Material shown start

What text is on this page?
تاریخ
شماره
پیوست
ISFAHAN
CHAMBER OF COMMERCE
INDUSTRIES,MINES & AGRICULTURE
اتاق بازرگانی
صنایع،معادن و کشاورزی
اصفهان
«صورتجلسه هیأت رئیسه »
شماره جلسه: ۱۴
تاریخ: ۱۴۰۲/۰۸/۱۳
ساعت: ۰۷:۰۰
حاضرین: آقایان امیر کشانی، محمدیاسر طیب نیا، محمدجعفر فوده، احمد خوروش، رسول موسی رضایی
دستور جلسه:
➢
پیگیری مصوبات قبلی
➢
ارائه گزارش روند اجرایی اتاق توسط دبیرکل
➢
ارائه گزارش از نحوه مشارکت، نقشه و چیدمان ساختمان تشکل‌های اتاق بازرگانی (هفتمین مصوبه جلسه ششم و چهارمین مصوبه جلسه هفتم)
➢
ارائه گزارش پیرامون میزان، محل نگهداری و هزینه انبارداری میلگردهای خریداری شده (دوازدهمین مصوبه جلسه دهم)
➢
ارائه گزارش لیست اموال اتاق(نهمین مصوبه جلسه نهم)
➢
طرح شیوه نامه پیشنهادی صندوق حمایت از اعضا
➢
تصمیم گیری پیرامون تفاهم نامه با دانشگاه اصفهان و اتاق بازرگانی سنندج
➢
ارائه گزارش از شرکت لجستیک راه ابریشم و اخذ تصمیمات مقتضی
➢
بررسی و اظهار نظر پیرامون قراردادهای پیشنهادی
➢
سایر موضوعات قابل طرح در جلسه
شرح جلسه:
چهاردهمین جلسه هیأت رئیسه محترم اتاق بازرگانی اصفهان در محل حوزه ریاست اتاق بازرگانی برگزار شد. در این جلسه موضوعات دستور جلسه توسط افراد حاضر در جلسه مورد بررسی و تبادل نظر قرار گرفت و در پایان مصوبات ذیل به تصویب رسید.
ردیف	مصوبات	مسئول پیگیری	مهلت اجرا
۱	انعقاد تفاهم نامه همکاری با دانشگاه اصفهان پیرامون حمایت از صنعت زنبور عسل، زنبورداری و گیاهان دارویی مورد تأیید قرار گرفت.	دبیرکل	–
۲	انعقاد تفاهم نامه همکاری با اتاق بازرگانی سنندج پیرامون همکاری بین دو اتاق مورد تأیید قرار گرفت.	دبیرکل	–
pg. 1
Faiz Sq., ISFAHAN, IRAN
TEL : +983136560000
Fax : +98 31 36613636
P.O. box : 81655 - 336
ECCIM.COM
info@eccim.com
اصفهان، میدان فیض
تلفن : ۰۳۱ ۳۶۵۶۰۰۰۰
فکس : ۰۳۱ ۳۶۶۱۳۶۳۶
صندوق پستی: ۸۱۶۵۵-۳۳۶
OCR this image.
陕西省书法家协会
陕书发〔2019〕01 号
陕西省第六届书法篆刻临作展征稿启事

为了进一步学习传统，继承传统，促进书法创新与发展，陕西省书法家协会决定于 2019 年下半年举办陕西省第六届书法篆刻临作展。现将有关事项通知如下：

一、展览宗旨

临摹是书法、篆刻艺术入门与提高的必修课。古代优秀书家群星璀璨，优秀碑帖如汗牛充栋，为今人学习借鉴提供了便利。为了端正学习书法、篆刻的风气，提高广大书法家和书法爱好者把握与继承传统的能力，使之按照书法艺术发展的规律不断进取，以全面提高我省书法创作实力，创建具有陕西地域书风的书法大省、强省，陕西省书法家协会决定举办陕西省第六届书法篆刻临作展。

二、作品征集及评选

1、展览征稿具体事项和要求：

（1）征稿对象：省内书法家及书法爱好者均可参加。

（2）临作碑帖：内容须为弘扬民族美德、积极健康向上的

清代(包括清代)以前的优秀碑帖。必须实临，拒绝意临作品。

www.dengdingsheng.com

Material shown end

What is being asked -> Extract all of the data exactly as written.

Task answer ->
What text is on this page?
تاریخ
شماره
پیوست
ISFAHAN
CHAMBER OF COMMERCE
INDUSTRIES,MINES & AGRICULTURE
اتاق بازرگانی
صنایع،معادن و کشاورزی
اصفهان
«صورتجلسه هیأت رئیسه »
شماره جلسه: ۱۴
تاریخ: ۱۴۰۲/۰۸/۱۳
ساعت: ۰۷:۰۰
حاضرین: آقایان امیر کشانی، محمدیاسر طیب نیا، محمدجعفر فوده، احمد خوروش، رسول موسی رضایی
دستور جلسه:
➢
پیگیری مصوبات قبلی
➢
ارائه گزارش روند اجرایی اتاق توسط دبیرکل
➢
ارائه گزارش از نحوه مشارکت، نقشه و چیدمان ساختمان تشکل‌های اتاق بازرگانی (هفتمین مصوبه جلسه ششم و چهارمین مصوبه جلسه هفتم)
➢
ارائه گزارش پیرامون میزان، محل نگهداری و هزینه انبارداری میلگردهای خریداری شده (دوازدهمین مصوبه جلسه دهم)
➢
ارائه گزارش لیست اموال اتاق(نهمین مصوبه جلسه نهم)
➢
طرح شیوه نامه پیشنهادی صندوق حمایت از اعضا
➢
تصمیم گیری پیرامون تفاهم نامه با دانشگاه اصفهان و اتاق بازرگانی سنندج
➢
ارائه گزارش از شرکت لجستیک راه ابریشم و اخذ تصمیمات مقتضی
➢
بررسی و اظهار نظر پیرامون قراردادهای پیشنهادی
➢
سایر موضوعات قابل طرح در جلسه
شرح جلسه:
چهاردهمین جلسه هیأت رئیسه محترم اتاق بازرگانی اصفهان در محل حوزه ریاست اتاق بازرگانی برگزار شد. در این جلسه موضوعات دستور جلسه توسط افراد حاضر در جلسه مورد بررسی و تبادل نظر قرار گرفت و در پایان مصوبات ذیل به تصویب رسید.
ردیف	مصوبات	مسئول پیگیری	مهلت اجرا
۱	انعقاد تفاهم نامه همکاری با دانشگاه اصفهان پیرامون حمایت از صنعت زنبور عسل، زنبورداری و گیاهان دارویی مورد تأیید قرار گرفت.	دبیرکل	–
۲	انعقاد تفاهم نامه همکاری با اتاق بازرگانی سنندج پیرامون همکاری بین دو اتاق مورد تأیید قرار گرفت.	دبیرکل	–
pg. 1
Faiz Sq., ISFAHAN, IRAN
TEL : +983136560000
Fax : +98 31 36613636
P.O. box : 81655 - 336
ECCIM.COM
info@eccim.com
اصفهان، میدان فیض
تلفن : ۰۳۱ ۳۶۵۶۰۰۰۰
فکس : ۰۳۱ ۳۶۶۱۳۶۳۶
صندوق پستی: ۸۱۶۵۵-۳۳۶
OCR this image.
陕西省书法家协会
陕书发〔2019〕01 号
陕西省第六届书法篆刻临作展征稿启事

为了进一步学习传统，继承传统，促进书法创新与发展，陕西省书法家协会决定于 2019 年下半年举办陕西省第六届书法篆刻临作展。现将有关事项通知如下：

一、展览宗旨

临摹是书法、篆刻艺术入门与提高的必修课。古代优秀书家群星璀璨，优秀碑帖如汗牛充栋，为今人学习借鉴提供了便利。为了端正学习书法、篆刻的风气，提高广大书法家和书法爱好者把握与继承传统的能力，使之按照书法艺术发展的规律不断进取，以全面提高我省书法创作实力，创建具有陕西地域书风的书法大省、强省，陕西省书法家协会决定举办陕西省第六届书法篆刻临作展。

二、作品征集及评选

1、展览征稿具体事项和要求：

（1）征稿对象：省内书法家及书法爱好者均可参加。

（2）临作碑帖：内容须为弘扬民族美德、积极健康向上的

清代(包括清代)以前的优秀碑帖。必须实临，拒绝意临作品。

www.dengdingsheng.com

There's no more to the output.